§ **What to work on**:
Lines containing the string "combined" are to be counted; report the number and nothing more.
* Start *
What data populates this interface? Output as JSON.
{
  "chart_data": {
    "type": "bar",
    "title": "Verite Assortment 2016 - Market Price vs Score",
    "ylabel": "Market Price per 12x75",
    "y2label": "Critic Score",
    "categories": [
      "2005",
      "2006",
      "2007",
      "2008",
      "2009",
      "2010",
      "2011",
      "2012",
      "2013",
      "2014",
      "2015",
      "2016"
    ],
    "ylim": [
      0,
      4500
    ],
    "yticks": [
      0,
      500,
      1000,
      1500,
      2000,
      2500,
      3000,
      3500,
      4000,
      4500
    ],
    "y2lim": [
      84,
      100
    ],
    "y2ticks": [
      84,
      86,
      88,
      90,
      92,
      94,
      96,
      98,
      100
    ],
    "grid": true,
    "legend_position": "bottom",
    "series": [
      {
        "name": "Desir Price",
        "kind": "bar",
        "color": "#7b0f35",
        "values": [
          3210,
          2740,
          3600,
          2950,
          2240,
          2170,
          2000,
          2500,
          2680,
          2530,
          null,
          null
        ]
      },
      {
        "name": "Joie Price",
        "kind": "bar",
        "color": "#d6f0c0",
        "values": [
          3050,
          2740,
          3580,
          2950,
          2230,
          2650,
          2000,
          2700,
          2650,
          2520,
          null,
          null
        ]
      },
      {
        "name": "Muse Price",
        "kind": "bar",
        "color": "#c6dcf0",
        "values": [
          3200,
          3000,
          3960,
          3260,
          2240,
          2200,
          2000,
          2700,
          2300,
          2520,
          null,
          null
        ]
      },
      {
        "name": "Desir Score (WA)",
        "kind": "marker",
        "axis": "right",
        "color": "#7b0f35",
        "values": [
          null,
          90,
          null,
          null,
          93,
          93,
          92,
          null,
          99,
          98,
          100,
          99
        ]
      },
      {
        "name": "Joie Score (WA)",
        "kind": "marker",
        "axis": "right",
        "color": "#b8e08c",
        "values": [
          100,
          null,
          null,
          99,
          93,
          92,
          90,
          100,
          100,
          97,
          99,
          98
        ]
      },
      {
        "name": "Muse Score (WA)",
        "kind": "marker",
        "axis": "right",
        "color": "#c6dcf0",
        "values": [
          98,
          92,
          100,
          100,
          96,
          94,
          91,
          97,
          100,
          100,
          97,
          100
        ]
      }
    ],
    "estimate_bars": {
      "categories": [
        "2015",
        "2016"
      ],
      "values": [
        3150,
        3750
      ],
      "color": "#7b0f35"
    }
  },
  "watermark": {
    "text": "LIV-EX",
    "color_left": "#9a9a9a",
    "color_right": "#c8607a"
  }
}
* End *
* Start *
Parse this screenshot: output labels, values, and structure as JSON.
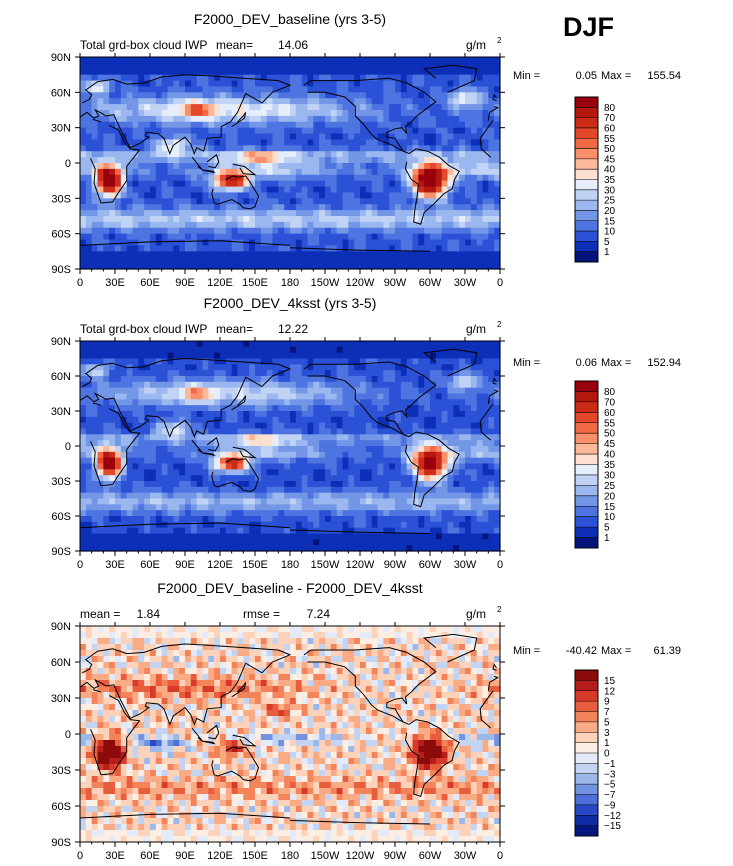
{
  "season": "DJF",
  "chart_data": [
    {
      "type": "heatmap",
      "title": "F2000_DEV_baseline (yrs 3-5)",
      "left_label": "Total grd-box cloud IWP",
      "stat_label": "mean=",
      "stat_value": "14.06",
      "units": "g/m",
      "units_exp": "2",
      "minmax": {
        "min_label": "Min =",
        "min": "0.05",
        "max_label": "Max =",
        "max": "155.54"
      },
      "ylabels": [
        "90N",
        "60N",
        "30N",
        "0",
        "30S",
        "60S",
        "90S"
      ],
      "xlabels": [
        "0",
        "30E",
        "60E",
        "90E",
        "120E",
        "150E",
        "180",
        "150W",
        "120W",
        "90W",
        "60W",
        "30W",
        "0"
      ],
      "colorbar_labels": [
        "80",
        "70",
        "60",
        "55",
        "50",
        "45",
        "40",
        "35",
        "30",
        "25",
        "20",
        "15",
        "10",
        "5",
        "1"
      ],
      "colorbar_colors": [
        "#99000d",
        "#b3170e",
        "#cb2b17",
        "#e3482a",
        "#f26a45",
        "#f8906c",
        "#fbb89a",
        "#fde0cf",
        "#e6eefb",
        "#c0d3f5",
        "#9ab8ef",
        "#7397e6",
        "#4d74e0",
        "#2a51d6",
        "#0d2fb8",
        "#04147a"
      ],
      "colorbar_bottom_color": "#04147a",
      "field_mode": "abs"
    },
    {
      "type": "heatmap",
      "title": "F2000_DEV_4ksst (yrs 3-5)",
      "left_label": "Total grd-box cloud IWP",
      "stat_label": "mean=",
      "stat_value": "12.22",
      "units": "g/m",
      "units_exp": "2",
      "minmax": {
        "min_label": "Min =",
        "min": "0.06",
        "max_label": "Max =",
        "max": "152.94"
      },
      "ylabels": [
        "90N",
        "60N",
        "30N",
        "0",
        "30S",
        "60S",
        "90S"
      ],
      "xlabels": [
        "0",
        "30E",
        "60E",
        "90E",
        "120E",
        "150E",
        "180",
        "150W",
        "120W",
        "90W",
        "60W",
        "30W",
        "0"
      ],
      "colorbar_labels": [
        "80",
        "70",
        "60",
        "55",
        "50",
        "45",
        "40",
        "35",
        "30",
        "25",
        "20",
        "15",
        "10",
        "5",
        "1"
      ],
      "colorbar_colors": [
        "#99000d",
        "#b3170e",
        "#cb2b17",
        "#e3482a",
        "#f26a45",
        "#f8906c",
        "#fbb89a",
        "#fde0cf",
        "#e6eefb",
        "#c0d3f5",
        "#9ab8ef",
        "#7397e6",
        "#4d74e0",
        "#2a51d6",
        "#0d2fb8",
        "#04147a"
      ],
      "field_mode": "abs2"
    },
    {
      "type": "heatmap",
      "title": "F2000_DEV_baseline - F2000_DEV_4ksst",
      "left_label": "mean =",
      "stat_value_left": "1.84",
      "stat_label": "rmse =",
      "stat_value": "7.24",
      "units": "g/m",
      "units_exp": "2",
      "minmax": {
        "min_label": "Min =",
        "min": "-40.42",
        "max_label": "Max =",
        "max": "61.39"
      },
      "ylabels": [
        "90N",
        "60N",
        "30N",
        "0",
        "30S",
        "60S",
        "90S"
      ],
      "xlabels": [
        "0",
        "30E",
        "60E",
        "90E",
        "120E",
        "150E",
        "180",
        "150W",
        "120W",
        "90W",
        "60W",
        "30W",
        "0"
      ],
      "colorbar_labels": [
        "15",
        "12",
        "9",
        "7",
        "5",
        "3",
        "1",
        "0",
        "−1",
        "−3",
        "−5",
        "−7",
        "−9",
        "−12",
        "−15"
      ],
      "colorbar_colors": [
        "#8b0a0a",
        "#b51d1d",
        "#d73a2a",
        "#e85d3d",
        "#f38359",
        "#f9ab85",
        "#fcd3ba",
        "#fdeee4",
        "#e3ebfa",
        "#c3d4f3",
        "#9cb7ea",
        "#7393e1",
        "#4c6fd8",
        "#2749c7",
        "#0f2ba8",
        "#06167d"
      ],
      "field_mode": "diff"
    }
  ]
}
* End *
* Start *
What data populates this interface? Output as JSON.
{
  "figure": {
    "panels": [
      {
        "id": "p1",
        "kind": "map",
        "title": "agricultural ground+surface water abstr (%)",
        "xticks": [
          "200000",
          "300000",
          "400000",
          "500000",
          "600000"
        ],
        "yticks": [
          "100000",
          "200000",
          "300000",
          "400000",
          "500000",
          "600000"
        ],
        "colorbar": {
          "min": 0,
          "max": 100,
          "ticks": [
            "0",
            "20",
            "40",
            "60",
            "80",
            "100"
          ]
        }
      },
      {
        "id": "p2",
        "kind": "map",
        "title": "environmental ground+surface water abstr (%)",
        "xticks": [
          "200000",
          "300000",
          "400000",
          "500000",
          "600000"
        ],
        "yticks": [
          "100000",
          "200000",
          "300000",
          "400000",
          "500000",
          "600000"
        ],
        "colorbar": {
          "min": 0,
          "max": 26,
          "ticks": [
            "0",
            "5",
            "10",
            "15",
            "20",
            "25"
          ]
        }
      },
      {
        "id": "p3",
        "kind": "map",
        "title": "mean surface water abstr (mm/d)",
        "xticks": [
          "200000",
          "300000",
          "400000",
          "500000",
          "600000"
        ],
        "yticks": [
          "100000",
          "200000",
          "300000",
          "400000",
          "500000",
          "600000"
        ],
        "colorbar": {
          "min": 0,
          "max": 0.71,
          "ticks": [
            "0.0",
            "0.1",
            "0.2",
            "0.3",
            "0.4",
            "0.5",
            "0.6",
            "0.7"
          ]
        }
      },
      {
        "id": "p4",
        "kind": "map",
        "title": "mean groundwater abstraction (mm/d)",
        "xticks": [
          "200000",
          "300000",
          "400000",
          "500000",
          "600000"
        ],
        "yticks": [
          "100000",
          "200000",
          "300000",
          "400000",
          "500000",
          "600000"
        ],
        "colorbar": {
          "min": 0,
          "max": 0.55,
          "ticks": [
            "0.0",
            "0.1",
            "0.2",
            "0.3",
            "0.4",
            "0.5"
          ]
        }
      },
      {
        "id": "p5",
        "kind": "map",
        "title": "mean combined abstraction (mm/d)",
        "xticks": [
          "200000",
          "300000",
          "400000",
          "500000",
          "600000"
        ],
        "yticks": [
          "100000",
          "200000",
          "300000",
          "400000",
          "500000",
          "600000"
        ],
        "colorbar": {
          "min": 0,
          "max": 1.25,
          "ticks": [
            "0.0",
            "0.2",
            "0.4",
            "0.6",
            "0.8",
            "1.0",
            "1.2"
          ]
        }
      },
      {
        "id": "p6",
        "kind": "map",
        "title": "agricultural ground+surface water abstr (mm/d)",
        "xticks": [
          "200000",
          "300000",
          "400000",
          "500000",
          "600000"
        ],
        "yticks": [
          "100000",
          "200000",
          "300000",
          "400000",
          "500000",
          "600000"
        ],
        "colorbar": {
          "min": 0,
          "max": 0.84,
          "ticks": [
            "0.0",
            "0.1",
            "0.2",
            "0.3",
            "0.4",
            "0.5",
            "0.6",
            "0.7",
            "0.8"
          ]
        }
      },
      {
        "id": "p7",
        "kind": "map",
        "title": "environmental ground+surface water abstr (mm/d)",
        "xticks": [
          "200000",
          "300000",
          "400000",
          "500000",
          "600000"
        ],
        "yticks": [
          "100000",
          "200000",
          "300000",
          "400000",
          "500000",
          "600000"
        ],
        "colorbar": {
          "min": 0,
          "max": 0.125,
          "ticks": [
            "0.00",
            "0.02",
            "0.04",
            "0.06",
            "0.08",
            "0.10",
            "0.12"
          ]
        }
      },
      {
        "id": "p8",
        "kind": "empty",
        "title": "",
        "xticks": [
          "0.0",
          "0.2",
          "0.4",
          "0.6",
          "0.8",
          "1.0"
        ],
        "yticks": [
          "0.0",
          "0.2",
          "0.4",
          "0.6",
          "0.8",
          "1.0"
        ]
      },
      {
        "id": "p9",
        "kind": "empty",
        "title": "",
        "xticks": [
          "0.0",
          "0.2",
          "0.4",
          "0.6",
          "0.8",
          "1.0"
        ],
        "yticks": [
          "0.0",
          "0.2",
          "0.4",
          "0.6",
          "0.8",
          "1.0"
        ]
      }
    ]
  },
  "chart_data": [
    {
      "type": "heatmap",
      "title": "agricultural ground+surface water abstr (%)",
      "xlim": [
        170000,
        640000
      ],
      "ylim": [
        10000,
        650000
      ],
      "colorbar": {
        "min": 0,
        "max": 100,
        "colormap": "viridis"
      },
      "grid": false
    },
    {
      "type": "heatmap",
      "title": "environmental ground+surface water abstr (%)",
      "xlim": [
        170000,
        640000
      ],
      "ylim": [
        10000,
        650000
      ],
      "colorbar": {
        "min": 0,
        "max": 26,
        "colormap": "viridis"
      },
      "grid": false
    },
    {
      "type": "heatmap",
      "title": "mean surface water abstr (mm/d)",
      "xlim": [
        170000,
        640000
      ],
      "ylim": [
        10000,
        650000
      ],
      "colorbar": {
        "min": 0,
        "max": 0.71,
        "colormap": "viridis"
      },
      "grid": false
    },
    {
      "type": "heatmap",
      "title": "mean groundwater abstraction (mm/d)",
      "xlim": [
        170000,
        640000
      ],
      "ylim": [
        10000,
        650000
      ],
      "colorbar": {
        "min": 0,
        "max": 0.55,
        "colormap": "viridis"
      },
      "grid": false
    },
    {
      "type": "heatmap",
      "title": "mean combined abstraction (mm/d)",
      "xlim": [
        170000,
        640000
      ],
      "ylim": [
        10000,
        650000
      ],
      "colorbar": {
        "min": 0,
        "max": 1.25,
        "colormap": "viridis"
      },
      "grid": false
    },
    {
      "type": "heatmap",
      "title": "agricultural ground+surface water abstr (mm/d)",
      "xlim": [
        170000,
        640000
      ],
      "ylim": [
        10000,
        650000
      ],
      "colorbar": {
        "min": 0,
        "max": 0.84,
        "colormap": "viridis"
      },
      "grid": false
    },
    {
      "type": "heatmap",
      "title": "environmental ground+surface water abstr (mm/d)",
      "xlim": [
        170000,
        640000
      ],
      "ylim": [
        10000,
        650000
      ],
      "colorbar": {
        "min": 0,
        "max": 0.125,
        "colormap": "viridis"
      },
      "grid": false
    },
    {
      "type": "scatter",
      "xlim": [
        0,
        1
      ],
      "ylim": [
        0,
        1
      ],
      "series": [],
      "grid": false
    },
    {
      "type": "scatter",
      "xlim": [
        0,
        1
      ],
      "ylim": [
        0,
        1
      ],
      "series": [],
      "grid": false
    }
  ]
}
* End *
§ **Task response**:
2